[Raw records]
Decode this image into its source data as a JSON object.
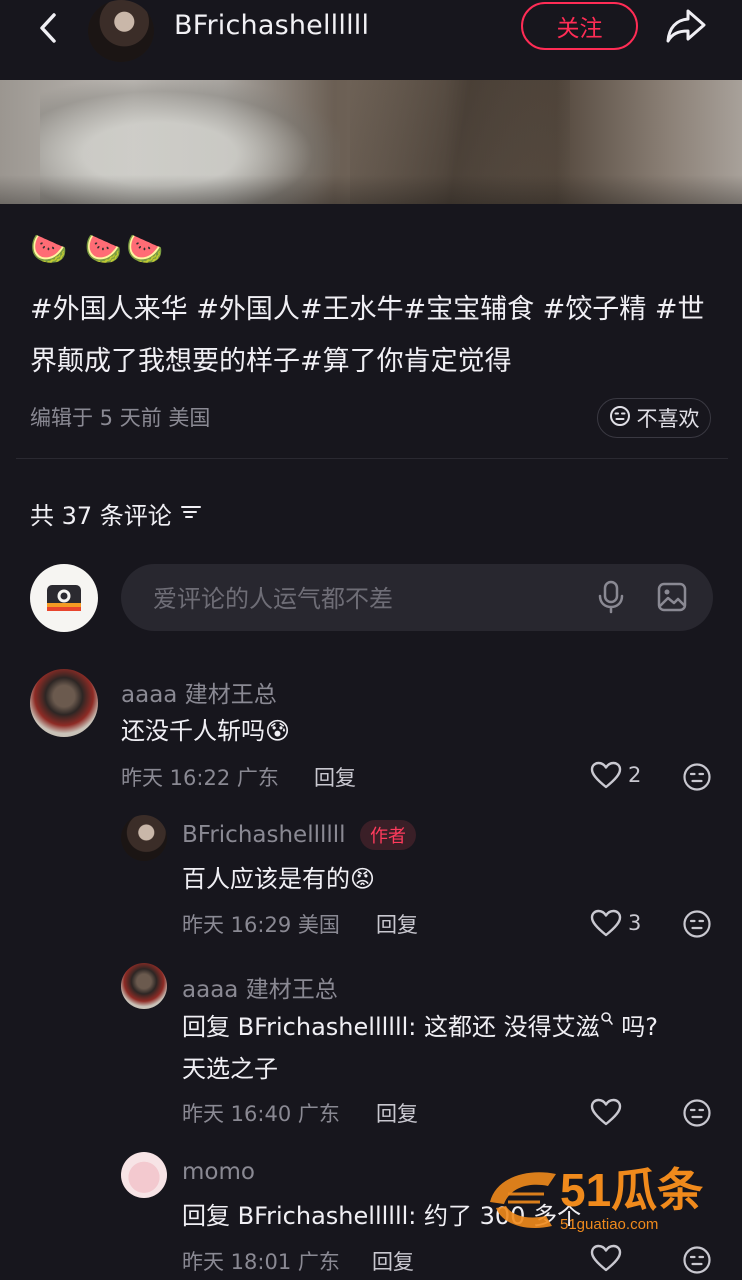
{
  "header": {
    "username": "BFrichashellllll",
    "follow_label": "关注"
  },
  "post": {
    "emojis": "🍉 🍉🍉",
    "caption": "#外国人来华 #外国人#王水牛#宝宝辅食 #饺子精 #世界颠成了我想要的样子#算了你肯定觉得",
    "meta": "编辑于 5 天前 美国",
    "dislike_label": "不喜欢"
  },
  "comments_header": {
    "count_text": "共 37 条评论"
  },
  "comment_input": {
    "placeholder": "爱评论的人运气都不差"
  },
  "comments": [
    {
      "name": "aaaa 建材王总",
      "text": "还没千人斩吗",
      "emoji": "😰",
      "time": "昨天 16:22 广东",
      "reply_label": "回复",
      "likes": "2"
    },
    {
      "name": "BFrichashellllll",
      "author_tag": "作者",
      "text": "百人应该是有的",
      "emoji": "😡",
      "time": "昨天 16:29 美国",
      "reply_label": "回复",
      "likes": "3"
    },
    {
      "name": "aaaa 建材王总",
      "text_line1": "回复 BFrichashellllll: 这都还 没得艾滋",
      "text_line1_suffix": " 吗?",
      "text_line2": "天选之子",
      "time": "昨天 16:40 广东",
      "reply_label": "回复"
    },
    {
      "name": "momo",
      "text": "回复 BFrichashellllll: 约了 300 多个",
      "time": "昨天 18:01 广东",
      "reply_label": "回复"
    }
  ],
  "watermark": {
    "brand": "51瓜条",
    "url": "51guatiao.com"
  },
  "colors": {
    "background": "#17161d",
    "accent": "#ff2c55",
    "muted_text": "#8a8993"
  }
}
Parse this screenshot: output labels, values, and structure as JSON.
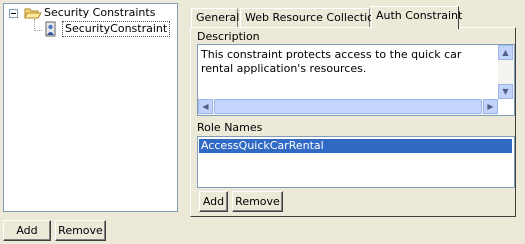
{
  "tree": {
    "root_label": "Security Constraints",
    "child_label": "SecurityConstraint"
  },
  "left_buttons": {
    "add": "Add",
    "remove": "Remove"
  },
  "tabs": [
    {
      "label": "General"
    },
    {
      "label": "Web Resource Collection"
    },
    {
      "label": "Auth Constraint",
      "active": true
    }
  ],
  "description": {
    "label": "Description",
    "text": "This constraint protects access to the quick car rental application's resources."
  },
  "roles": {
    "label": "Role Names",
    "items": [
      "AccessQuickCarRental"
    ]
  },
  "role_buttons": {
    "add": "Add",
    "remove": "Remove"
  },
  "icons": {
    "root": "folder-open-icon",
    "child": "security-constraint-icon"
  },
  "colors": {
    "selection": "#316ac5",
    "panel": "#ece9d8"
  }
}
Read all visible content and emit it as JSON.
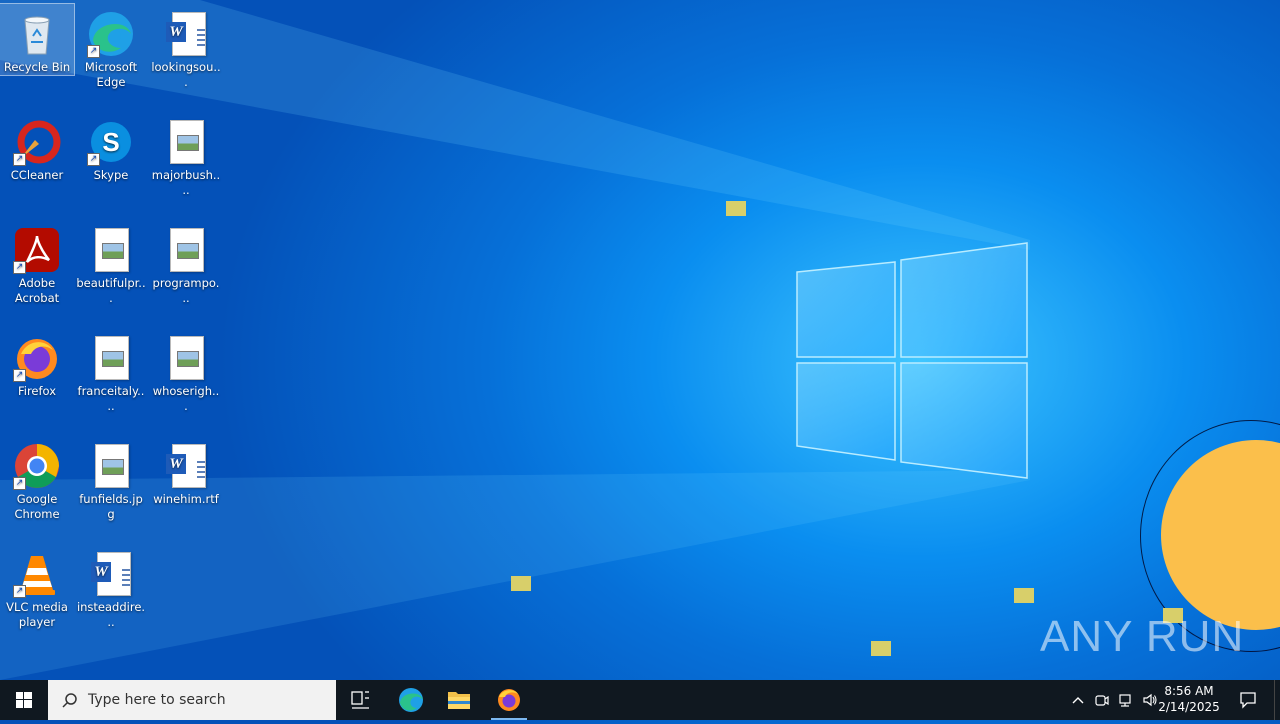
{
  "desktop": {
    "icons": [
      {
        "label": "Recycle Bin",
        "icon": "recycle-bin-icon"
      },
      {
        "label": "Microsoft Edge",
        "icon": "edge-icon"
      },
      {
        "label": "lookingsou...",
        "icon": "word-doc-icon"
      },
      {
        "label": "CCleaner",
        "icon": "ccleaner-icon"
      },
      {
        "label": "Skype",
        "icon": "skype-icon"
      },
      {
        "label": "majorbush....",
        "icon": "image-file-icon"
      },
      {
        "label": "Adobe Acrobat",
        "icon": "acrobat-icon"
      },
      {
        "label": "beautifulpr...",
        "icon": "image-file-icon"
      },
      {
        "label": "programpo...",
        "icon": "image-file-icon"
      },
      {
        "label": "Firefox",
        "icon": "firefox-icon"
      },
      {
        "label": "franceitaly....",
        "icon": "image-file-icon"
      },
      {
        "label": "whoserigh...",
        "icon": "image-file-icon"
      },
      {
        "label": "Google Chrome",
        "icon": "chrome-icon"
      },
      {
        "label": "funfields.jpg",
        "icon": "image-file-icon"
      },
      {
        "label": "winehim.rtf",
        "icon": "word-doc-icon"
      },
      {
        "label": "VLC media player",
        "icon": "vlc-icon"
      },
      {
        "label": "insteaddire...",
        "icon": "word-doc-icon"
      }
    ]
  },
  "taskbar": {
    "search_placeholder": "Type here to search",
    "time": "8:56 AM",
    "date": "2/14/2025",
    "pinned": [
      "task-view-icon",
      "edge-icon",
      "file-explorer-icon",
      "firefox-icon"
    ]
  },
  "watermark": "ANY RUN",
  "colors": {
    "taskbar": "#101820",
    "accent_blue": "#0a8ef0",
    "recorder": "#fbbf4b"
  }
}
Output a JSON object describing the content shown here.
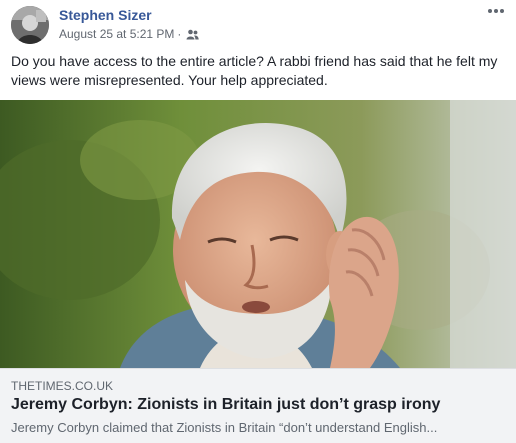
{
  "post": {
    "author": "Stephen Sizer",
    "timestamp": "August 25 at 5:21 PM",
    "separator": "·",
    "audience_icon": "friends-icon",
    "more_icon": "more-options-icon",
    "text": "Do you have access to the entire article? A rabbi friend has said that he felt my views were misrepresented. Your help appreciated."
  },
  "link": {
    "domain": "THETIMES.CO.UK",
    "title": "Jeremy Corbyn: Zionists in Britain just don’t grasp irony",
    "description": "Jeremy Corbyn claimed that Zionists in Britain “don’t understand English...",
    "image_subject": "man-cupping-ear-photo"
  },
  "colors": {
    "author_link": "#385898",
    "meta_text": "#616770",
    "body_text": "#1d2129",
    "card_background": "#f2f3f5"
  }
}
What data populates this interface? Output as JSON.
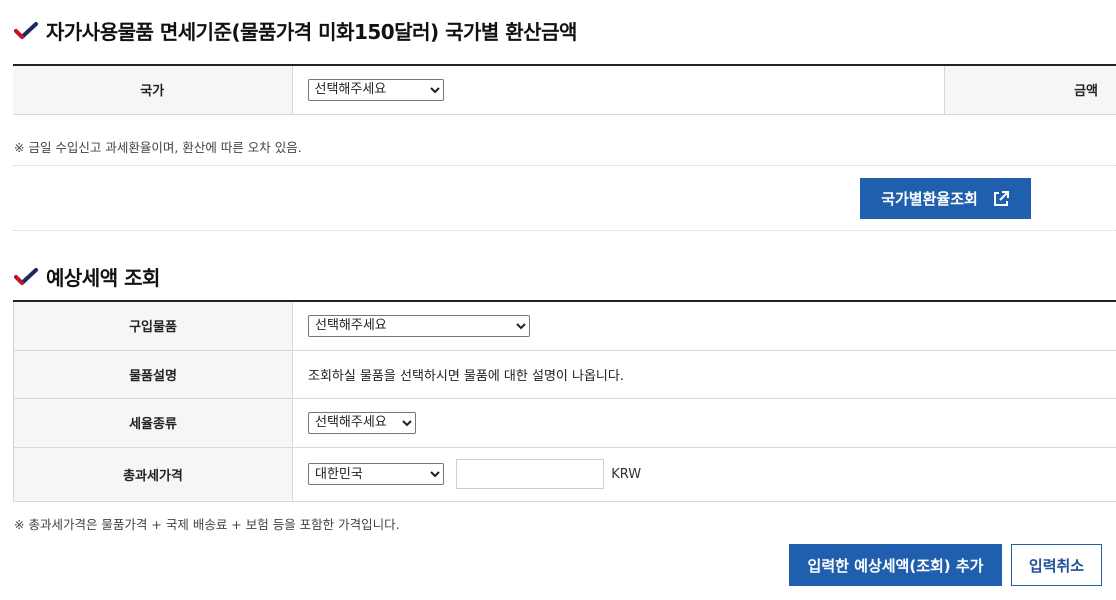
{
  "section1": {
    "title": "자가사용물품 면세기준(물품가격 미화150달러) 국가별 환산금액",
    "country_label": "국가",
    "country_select": "선택해주세요",
    "amount_label": "금액",
    "note": "※  금일 수입신고 과세환율이며, 환산에 따른 오차 있음.",
    "rate_button": "국가별환율조회"
  },
  "section2": {
    "title": "예상세액 조회",
    "rows": {
      "item_label": "구입물품",
      "item_select": "선택해주세요",
      "desc_label": "물품설명",
      "desc_text": "조회하실 물품을 선택하시면 물품에 대한 설명이 나옵니다.",
      "taxtype_label": "세율종류",
      "taxtype_select": "선택해주세요",
      "price_label": "총과세가격",
      "currency_select": "대한민국",
      "price_value": "",
      "price_unit": "KRW"
    },
    "note": "※  총과세가격은 물품가격 + 국제 배송료 + 보험 등을 포함한 가격입니다.",
    "add_button": "입력한 예상세액(조회) 추가",
    "cancel_button": "입력취소"
  },
  "colors": {
    "accent": "#1f5fad",
    "check_red": "#c8102e",
    "check_navy": "#1b2a5c"
  },
  "icons": [
    "check-icon",
    "external-link-icon"
  ]
}
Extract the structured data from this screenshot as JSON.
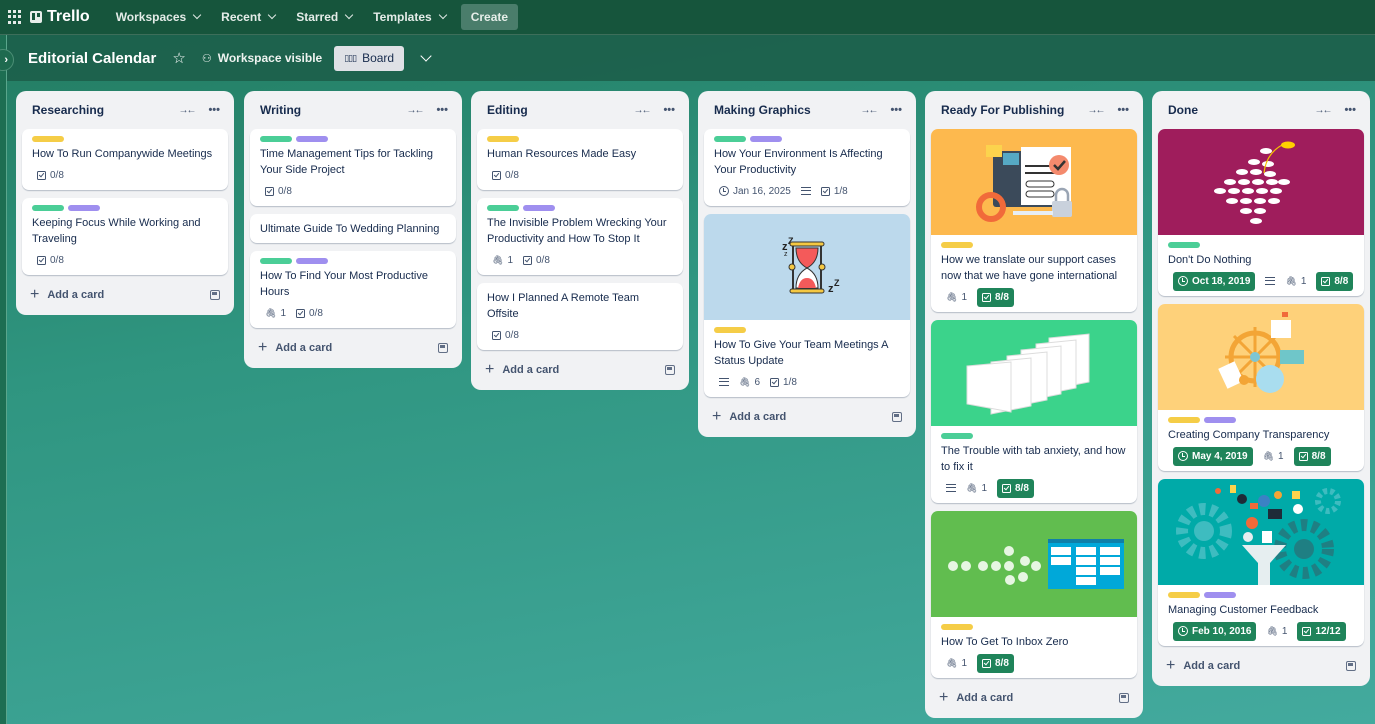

▸ **STATED TASK**
Of the lines above, copy each that contains "note".

▸ **TASK ANSWER**
    "note": "※  금일 수입신고 과세환율이며, 환산에 따른 오차 있음.",
    "note": "※  총과세가격은 물품가격 + 국제 배송료 + 보험 등을 포함한 가격입니다.",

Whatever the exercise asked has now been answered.